-- Written task --
Extract each line where the string "scoring" shows up.
━━━━━ Record list ━━━━━
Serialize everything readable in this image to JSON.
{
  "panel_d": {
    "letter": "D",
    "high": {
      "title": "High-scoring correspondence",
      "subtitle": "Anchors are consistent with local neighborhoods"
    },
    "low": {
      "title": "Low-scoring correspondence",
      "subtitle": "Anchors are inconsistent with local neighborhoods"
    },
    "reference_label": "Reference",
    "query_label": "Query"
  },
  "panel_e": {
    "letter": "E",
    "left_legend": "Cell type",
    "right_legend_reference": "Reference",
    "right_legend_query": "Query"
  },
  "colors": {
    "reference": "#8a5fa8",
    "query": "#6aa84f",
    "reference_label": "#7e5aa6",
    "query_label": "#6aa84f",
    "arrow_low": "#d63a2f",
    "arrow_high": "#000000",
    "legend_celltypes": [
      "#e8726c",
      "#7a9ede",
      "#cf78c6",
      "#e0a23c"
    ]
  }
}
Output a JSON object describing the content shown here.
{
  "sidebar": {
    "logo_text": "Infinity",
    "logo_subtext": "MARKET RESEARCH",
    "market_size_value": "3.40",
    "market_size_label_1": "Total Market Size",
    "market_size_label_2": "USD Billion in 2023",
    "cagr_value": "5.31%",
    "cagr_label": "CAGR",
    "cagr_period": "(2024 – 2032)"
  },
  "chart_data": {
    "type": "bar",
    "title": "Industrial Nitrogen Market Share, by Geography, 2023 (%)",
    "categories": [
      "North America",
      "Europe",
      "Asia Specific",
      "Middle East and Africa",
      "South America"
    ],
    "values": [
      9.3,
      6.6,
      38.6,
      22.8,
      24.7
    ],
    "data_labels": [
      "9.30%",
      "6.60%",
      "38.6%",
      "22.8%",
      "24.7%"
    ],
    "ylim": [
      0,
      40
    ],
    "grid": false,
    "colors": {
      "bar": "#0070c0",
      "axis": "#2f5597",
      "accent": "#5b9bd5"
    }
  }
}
━━━━━
-- Expected output --
      "title": "High-scoring correspondence",
      "title": "Low-scoring correspondence",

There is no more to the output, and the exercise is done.